> [Working data]
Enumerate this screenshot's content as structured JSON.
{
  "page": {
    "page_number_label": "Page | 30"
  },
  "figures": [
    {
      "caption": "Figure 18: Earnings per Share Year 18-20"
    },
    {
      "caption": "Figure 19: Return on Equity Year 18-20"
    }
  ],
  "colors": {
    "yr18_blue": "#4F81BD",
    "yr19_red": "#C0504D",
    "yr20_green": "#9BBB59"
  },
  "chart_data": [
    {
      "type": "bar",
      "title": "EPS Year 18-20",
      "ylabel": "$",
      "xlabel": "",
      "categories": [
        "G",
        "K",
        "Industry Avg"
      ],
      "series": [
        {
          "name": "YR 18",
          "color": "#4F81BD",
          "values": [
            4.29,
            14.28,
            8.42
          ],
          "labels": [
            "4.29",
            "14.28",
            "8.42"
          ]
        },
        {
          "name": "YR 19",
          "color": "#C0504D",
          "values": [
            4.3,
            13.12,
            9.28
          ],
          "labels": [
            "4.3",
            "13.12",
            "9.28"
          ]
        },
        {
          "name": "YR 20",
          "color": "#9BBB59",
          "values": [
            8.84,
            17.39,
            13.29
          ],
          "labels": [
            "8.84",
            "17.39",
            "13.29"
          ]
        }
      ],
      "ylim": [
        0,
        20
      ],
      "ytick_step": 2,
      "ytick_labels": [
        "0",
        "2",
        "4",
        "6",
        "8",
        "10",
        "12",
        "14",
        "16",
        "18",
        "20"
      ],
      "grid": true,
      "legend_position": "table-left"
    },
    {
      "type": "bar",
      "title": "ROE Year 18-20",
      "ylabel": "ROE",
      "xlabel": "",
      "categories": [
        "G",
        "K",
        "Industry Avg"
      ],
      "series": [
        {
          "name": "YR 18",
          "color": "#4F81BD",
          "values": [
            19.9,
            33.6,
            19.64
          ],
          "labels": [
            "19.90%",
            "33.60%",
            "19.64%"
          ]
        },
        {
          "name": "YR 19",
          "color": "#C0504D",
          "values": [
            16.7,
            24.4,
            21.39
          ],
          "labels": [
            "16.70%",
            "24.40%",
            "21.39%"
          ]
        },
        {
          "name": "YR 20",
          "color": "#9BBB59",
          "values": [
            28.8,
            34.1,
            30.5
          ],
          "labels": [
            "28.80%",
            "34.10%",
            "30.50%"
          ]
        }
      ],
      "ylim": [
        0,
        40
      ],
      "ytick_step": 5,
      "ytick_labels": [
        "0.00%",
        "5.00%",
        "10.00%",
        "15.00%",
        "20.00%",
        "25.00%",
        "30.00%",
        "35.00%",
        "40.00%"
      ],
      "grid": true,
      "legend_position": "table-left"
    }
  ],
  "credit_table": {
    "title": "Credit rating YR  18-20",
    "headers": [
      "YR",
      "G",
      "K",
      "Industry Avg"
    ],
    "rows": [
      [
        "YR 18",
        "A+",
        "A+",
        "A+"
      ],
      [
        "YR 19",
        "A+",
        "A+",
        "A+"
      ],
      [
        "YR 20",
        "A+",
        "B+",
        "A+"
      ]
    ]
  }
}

> [Written request] Output each record exactly, leaving nothing out.

> [Answer to the exercise]
Enumerate this screenshot's content as structured JSON.
{
  "page": {
    "page_number_label": "Page | 30"
  },
  "figures": [
    {
      "caption": "Figure 18: Earnings per Share Year 18-20"
    },
    {
      "caption": "Figure 19: Return on Equity Year 18-20"
    }
  ],
  "colors": {
    "yr18_blue": "#4F81BD",
    "yr19_red": "#C0504D",
    "yr20_green": "#9BBB59"
  },
  "chart_data": [
    {
      "type": "bar",
      "title": "EPS Year 18-20",
      "ylabel": "$",
      "xlabel": "",
      "categories": [
        "G",
        "K",
        "Industry Avg"
      ],
      "series": [
        {
          "name": "YR 18",
          "color": "#4F81BD",
          "values": [
            4.29,
            14.28,
            8.42
          ],
          "labels": [
            "4.29",
            "14.28",
            "8.42"
          ]
        },
        {
          "name": "YR 19",
          "color": "#C0504D",
          "values": [
            4.3,
            13.12,
            9.28
          ],
          "labels": [
            "4.3",
            "13.12",
            "9.28"
          ]
        },
        {
          "name": "YR 20",
          "color": "#9BBB59",
          "values": [
            8.84,
            17.39,
            13.29
          ],
          "labels": [
            "8.84",
            "17.39",
            "13.29"
          ]
        }
      ],
      "ylim": [
        0,
        20
      ],
      "ytick_step": 2,
      "ytick_labels": [
        "0",
        "2",
        "4",
        "6",
        "8",
        "10",
        "12",
        "14",
        "16",
        "18",
        "20"
      ],
      "grid": true,
      "legend_position": "table-left"
    },
    {
      "type": "bar",
      "title": "ROE Year 18-20",
      "ylabel": "ROE",
      "xlabel": "",
      "categories": [
        "G",
        "K",
        "Industry Avg"
      ],
      "series": [
        {
          "name": "YR 18",
          "color": "#4F81BD",
          "values": [
            19.9,
            33.6,
            19.64
          ],
          "labels": [
            "19.90%",
            "33.60%",
            "19.64%"
          ]
        },
        {
          "name": "YR 19",
          "color": "#C0504D",
          "values": [
            16.7,
            24.4,
            21.39
          ],
          "labels": [
            "16.70%",
            "24.40%",
            "21.39%"
          ]
        },
        {
          "name": "YR 20",
          "color": "#9BBB59",
          "values": [
            28.8,
            34.1,
            30.5
          ],
          "labels": [
            "28.80%",
            "34.10%",
            "30.50%"
          ]
        }
      ],
      "ylim": [
        0,
        40
      ],
      "ytick_step": 5,
      "ytick_labels": [
        "0.00%",
        "5.00%",
        "10.00%",
        "15.00%",
        "20.00%",
        "25.00%",
        "30.00%",
        "35.00%",
        "40.00%"
      ],
      "grid": true,
      "legend_position": "table-left"
    }
  ],
  "credit_table": {
    "title": "Credit rating YR  18-20",
    "headers": [
      "YR",
      "G",
      "K",
      "Industry Avg"
    ],
    "rows": [
      [
        "YR 18",
        "A+",
        "A+",
        "A+"
      ],
      [
        "YR 19",
        "A+",
        "A+",
        "A+"
      ],
      [
        "YR 20",
        "A+",
        "B+",
        "A+"
      ]
    ]
  }
}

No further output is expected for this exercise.